** YOUR TASK **
Look through the data below. Pick out the lines holding the string "have".

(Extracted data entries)
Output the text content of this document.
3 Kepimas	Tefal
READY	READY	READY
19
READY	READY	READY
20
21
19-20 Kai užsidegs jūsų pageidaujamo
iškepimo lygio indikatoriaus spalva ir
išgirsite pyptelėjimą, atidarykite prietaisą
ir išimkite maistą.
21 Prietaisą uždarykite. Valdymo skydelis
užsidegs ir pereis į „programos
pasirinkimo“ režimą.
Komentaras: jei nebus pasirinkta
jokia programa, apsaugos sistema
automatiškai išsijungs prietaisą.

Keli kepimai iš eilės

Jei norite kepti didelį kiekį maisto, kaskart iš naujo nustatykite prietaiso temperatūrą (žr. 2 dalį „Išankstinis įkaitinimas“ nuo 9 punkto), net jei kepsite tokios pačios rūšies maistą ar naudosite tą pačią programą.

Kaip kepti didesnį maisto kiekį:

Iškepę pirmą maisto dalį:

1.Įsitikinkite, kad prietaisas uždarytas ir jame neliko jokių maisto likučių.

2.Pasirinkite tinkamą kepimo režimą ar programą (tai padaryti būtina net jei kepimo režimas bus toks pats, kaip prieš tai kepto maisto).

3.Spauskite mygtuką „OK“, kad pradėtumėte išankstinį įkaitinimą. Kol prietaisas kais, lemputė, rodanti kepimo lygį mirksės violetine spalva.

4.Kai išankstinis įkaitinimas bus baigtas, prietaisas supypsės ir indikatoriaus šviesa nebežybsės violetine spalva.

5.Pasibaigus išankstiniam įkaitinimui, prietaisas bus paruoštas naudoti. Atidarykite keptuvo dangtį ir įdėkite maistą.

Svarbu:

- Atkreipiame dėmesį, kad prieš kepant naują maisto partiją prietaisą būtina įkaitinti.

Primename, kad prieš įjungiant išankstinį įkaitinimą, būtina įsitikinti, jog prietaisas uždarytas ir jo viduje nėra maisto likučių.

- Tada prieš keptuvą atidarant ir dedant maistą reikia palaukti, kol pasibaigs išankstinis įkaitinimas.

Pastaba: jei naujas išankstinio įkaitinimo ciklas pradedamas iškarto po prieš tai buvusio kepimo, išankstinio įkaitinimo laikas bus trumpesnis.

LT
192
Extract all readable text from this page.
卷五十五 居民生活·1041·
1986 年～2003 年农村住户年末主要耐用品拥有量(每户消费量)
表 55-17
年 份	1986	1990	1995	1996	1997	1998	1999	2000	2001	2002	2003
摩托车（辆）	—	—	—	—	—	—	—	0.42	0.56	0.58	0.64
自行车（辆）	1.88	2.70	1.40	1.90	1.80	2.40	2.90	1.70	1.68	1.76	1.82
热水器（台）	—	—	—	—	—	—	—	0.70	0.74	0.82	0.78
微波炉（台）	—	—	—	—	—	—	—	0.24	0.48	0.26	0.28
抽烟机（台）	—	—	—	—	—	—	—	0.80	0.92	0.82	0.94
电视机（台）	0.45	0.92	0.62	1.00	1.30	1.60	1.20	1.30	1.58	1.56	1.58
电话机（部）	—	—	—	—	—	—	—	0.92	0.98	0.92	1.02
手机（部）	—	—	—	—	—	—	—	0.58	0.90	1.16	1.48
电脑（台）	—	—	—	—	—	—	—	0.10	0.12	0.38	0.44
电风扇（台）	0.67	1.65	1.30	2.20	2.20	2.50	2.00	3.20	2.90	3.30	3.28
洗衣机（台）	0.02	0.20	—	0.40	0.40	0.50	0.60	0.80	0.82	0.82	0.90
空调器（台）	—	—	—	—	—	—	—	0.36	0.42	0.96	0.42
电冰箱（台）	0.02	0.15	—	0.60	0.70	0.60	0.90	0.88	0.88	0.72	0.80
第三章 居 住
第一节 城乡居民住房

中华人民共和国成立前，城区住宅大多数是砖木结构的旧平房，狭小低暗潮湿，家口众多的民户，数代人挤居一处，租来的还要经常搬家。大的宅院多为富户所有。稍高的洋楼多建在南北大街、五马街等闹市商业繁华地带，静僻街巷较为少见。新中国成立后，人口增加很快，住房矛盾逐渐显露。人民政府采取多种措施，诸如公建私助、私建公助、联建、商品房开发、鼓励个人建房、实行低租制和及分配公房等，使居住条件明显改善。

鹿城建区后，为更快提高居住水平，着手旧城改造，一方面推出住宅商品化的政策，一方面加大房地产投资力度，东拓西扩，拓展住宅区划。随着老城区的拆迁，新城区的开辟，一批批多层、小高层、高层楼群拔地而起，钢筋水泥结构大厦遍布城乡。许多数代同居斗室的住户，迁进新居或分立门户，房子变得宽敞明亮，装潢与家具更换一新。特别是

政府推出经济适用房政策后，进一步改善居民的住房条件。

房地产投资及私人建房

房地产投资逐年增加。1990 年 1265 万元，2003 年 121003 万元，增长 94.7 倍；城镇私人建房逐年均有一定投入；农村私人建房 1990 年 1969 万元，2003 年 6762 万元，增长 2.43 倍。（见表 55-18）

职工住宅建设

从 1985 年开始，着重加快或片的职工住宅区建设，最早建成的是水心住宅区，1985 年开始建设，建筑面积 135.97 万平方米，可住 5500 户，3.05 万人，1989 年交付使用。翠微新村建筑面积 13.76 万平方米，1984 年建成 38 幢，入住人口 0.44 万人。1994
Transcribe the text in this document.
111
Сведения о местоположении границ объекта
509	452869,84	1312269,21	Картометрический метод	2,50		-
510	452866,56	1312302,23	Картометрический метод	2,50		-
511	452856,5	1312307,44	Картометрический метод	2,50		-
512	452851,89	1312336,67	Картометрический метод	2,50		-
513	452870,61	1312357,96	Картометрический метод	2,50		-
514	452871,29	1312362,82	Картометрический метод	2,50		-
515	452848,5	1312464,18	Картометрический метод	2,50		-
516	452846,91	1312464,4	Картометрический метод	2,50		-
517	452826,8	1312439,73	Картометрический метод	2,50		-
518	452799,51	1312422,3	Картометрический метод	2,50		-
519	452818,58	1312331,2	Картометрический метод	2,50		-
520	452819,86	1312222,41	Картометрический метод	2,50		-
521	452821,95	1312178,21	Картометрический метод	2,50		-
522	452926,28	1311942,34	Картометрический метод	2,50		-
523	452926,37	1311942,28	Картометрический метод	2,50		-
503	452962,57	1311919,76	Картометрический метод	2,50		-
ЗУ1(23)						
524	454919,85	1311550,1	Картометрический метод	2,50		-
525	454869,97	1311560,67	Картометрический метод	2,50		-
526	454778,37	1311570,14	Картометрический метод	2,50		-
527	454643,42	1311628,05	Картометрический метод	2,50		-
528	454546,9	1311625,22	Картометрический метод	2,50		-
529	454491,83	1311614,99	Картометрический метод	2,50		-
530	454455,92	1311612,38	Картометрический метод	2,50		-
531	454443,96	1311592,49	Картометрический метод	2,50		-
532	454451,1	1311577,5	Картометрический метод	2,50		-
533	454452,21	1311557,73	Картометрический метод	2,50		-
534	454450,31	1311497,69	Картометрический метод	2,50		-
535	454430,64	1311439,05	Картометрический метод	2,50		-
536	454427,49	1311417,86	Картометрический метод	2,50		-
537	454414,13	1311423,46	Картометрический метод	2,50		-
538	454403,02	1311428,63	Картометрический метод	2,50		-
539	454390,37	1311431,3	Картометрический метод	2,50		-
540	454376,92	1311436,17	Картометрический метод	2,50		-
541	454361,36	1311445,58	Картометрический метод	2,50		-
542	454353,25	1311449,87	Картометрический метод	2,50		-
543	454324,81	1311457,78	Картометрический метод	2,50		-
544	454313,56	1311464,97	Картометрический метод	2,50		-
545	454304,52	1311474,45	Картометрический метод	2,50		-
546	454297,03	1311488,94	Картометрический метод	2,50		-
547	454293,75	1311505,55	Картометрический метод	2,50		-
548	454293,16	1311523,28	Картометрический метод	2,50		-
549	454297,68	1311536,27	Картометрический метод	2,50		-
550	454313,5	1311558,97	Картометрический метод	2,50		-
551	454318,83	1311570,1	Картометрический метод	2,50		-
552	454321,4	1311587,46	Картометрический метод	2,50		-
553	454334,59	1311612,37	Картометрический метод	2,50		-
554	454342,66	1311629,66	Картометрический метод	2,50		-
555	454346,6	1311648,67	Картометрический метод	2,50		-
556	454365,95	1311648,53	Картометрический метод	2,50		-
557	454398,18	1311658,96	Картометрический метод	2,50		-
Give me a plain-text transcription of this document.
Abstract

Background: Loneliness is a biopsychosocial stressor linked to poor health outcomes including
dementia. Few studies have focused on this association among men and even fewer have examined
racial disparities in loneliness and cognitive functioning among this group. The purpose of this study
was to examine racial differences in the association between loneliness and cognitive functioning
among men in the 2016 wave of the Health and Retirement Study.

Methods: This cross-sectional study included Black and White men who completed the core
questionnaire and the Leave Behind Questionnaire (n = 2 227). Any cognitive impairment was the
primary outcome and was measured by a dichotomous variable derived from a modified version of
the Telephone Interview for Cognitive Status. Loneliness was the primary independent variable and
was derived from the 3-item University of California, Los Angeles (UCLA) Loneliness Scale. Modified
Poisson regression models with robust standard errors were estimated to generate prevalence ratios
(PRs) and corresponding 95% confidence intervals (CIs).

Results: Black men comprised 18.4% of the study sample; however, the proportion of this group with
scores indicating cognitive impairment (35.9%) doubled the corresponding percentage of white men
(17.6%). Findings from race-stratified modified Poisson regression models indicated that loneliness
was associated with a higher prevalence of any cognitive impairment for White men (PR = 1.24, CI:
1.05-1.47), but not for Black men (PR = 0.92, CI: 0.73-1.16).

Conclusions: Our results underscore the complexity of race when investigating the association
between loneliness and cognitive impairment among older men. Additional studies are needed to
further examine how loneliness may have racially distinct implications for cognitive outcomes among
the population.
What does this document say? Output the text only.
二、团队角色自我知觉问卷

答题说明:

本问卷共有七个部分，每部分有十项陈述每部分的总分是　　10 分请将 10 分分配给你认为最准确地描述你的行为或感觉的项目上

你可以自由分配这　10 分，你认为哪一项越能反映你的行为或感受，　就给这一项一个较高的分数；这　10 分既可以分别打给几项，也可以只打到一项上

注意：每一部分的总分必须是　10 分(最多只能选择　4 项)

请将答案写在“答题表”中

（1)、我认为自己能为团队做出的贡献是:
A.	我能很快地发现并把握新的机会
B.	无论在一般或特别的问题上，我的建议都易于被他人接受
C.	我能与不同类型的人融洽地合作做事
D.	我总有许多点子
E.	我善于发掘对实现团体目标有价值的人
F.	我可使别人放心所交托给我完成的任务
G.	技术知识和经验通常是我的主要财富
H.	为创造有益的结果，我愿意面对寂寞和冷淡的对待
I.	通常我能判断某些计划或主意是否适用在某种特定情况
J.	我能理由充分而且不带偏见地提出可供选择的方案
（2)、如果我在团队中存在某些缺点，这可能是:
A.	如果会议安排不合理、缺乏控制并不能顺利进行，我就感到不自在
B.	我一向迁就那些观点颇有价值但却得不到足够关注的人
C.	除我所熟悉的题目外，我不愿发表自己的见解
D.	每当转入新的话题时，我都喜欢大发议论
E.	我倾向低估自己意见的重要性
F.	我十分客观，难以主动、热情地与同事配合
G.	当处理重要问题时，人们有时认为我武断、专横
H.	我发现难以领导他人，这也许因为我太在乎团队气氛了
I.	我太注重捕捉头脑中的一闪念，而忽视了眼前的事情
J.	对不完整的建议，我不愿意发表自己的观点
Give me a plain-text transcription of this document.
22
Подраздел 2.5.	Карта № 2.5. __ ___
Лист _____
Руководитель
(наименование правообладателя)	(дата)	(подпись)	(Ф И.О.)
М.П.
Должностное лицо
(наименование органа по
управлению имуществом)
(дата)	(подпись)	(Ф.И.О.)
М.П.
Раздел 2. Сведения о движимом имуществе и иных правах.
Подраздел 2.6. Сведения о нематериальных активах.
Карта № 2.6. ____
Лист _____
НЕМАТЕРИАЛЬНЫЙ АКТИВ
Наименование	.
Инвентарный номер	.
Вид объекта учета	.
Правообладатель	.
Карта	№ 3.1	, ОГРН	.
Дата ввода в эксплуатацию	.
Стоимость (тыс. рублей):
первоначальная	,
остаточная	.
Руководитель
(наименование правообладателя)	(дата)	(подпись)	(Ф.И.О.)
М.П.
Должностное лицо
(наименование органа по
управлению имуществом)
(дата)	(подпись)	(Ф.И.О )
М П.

** REPLY **
dementia. Few studies have focused on this association among men and even fewer have examined
further examine how loneliness may have racially distinct implications for cognitive outcomes among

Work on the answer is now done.